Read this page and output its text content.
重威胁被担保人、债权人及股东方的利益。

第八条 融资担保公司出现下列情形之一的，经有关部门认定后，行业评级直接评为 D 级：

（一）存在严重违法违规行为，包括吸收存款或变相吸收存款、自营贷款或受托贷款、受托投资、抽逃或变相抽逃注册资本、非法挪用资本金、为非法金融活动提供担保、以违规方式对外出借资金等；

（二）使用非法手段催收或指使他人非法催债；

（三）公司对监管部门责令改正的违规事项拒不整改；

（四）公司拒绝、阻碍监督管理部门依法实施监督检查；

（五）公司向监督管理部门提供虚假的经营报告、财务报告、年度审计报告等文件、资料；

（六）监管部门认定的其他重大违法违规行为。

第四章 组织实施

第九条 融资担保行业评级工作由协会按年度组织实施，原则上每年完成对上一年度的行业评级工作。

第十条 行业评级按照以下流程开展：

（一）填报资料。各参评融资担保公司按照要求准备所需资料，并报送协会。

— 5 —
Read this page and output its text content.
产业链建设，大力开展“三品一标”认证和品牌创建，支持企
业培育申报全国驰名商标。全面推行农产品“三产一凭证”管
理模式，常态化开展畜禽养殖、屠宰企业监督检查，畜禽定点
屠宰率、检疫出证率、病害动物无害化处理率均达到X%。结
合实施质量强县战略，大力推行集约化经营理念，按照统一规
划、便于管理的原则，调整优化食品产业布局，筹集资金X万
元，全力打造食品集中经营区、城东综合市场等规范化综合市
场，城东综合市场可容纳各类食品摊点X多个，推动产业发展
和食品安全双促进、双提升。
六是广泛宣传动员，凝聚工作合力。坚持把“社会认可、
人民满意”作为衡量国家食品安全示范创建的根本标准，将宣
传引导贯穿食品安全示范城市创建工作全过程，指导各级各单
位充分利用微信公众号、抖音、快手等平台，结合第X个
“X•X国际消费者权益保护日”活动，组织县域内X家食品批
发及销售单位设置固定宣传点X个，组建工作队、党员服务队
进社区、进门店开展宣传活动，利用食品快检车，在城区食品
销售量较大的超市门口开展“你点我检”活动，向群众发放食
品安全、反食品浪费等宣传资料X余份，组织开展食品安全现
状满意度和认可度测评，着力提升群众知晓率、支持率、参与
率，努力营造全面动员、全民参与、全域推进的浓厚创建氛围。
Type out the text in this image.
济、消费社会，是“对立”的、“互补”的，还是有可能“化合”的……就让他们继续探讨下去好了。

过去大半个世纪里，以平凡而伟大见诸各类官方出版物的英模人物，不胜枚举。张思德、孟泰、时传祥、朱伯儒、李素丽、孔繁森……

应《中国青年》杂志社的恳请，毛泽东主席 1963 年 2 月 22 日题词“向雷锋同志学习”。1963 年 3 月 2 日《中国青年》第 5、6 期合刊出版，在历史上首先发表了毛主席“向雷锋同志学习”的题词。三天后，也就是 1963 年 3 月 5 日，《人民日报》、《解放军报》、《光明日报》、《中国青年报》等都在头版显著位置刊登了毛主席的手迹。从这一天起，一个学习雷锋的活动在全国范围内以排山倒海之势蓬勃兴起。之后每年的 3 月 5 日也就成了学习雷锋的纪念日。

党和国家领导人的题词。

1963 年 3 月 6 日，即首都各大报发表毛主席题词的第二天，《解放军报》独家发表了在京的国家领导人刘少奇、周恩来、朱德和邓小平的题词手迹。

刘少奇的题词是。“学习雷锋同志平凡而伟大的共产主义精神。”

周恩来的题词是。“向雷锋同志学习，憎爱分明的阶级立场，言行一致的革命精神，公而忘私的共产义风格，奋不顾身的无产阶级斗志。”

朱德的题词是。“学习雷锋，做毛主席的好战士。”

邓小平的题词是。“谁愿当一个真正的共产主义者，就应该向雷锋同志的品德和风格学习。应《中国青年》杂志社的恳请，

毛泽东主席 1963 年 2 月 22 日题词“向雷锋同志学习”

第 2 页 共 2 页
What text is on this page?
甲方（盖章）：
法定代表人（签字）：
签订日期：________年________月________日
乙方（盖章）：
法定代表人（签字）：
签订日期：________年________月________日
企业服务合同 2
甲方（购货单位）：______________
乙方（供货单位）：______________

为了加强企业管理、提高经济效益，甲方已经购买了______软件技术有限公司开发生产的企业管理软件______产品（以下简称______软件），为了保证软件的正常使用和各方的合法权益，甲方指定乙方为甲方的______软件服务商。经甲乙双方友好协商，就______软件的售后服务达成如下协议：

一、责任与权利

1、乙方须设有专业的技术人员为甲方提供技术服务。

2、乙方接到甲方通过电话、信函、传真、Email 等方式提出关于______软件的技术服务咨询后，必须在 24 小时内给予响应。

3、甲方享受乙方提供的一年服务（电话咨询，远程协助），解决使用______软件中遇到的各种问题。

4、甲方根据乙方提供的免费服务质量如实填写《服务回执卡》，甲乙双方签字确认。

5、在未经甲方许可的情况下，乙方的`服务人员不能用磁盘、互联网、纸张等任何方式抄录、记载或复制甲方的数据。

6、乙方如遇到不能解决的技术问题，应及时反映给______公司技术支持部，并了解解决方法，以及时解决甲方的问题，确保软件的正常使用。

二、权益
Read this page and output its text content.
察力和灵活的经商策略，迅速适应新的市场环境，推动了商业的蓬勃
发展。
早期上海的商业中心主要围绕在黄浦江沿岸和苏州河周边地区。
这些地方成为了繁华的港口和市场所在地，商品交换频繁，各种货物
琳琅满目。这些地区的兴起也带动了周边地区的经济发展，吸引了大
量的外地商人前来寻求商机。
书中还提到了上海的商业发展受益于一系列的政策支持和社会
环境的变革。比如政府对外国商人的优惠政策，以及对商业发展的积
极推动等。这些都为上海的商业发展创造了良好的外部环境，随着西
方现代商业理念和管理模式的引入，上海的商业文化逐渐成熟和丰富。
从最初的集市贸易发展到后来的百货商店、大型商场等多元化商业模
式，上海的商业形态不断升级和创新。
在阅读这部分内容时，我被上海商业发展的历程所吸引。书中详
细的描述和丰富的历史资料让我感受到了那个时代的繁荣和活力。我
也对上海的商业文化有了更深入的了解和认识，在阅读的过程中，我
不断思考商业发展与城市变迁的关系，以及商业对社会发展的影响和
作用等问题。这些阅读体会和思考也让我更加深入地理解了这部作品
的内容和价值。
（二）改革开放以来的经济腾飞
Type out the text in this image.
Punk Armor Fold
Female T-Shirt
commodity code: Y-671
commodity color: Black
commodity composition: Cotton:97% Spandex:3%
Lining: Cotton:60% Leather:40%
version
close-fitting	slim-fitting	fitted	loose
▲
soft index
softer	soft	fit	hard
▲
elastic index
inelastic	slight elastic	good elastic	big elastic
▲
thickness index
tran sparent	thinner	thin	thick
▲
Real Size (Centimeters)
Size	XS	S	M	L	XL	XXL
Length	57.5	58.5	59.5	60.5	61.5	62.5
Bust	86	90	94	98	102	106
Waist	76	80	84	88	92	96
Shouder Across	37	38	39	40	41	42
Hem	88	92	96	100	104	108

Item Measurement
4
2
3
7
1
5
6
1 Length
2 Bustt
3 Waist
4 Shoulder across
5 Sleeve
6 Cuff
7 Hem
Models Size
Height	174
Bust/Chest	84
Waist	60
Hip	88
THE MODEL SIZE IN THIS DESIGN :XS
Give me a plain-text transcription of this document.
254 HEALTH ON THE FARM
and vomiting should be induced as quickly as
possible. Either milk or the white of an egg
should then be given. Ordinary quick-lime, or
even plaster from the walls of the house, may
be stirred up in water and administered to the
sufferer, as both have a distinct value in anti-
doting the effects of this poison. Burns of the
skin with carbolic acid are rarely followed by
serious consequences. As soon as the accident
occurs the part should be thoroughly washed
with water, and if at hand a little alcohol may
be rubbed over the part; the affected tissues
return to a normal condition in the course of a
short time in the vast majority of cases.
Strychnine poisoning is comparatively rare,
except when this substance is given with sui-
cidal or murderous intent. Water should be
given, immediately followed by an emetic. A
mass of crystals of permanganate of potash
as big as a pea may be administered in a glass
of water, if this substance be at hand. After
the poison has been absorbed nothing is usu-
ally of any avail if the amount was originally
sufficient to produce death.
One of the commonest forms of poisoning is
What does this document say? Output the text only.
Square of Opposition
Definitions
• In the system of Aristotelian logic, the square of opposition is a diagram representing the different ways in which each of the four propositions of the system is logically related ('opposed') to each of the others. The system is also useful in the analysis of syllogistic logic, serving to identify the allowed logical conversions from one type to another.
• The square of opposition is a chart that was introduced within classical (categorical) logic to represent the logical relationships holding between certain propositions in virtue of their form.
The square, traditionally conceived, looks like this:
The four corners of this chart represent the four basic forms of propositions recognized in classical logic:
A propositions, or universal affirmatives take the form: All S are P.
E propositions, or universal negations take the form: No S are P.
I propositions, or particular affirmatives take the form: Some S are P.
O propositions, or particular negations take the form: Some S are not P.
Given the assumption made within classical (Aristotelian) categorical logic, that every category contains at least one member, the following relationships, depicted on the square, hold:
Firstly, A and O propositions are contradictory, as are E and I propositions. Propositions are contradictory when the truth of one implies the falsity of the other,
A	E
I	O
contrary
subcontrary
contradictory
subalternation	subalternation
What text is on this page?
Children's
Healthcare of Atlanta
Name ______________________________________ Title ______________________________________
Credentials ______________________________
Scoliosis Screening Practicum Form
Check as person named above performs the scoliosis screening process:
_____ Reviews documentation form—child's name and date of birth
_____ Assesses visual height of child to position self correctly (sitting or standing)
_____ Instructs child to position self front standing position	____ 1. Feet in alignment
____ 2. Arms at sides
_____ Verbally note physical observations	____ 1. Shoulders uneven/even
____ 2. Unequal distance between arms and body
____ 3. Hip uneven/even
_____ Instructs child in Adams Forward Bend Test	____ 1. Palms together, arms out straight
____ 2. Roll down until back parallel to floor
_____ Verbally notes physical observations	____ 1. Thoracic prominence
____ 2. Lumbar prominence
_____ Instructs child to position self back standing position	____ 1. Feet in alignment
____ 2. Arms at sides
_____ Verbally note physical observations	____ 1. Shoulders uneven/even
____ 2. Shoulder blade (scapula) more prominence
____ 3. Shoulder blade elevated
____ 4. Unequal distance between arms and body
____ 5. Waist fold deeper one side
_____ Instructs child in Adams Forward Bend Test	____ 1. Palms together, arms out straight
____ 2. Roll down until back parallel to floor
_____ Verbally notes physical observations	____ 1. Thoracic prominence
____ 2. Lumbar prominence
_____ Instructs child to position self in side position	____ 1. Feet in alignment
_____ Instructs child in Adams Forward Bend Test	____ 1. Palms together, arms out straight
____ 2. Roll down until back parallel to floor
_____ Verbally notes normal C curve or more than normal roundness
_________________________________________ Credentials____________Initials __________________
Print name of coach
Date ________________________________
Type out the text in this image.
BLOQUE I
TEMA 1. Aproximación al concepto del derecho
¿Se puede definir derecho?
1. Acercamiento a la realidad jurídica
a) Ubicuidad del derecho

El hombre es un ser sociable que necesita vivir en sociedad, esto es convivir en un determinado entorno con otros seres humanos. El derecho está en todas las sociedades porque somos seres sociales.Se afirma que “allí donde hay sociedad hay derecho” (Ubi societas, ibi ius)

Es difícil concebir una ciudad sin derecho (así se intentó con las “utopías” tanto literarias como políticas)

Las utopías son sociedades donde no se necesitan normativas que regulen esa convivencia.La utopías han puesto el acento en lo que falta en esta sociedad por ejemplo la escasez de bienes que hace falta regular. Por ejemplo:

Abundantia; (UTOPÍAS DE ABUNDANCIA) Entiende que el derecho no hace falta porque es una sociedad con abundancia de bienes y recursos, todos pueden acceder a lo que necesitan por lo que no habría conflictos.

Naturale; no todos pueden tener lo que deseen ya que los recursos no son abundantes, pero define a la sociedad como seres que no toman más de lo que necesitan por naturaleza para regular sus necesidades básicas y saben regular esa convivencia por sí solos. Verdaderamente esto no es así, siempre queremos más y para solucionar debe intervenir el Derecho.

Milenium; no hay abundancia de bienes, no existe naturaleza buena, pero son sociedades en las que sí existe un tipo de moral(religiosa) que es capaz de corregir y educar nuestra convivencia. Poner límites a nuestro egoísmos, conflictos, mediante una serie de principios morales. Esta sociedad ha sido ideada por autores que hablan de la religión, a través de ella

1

━━━━━━

■ INSTRUCTION ■
Out of the material above, gather each line where "seres" appears.

■ RESULT OF THIS TASK ■
El hombre es un ser sociable que necesita vivir en sociedad, esto es convivir en un determinado entorno con otros seres humanos. El derecho está en todas las sociedades porque somos seres sociales.Se afirma que “allí donde hay sociedad hay derecho” (Ubi societas, ibi ius)
Naturale; no todos pueden tener lo que deseen ya que los recursos no son abundantes, pero define a la sociedad como seres que no toman más de lo que necesitan por naturaleza para regular sus necesidades básicas y saben regular esa convivencia por sí solos. Verdaderamente esto no es así, siempre queremos más y para solucionar debe intervenir el Derecho.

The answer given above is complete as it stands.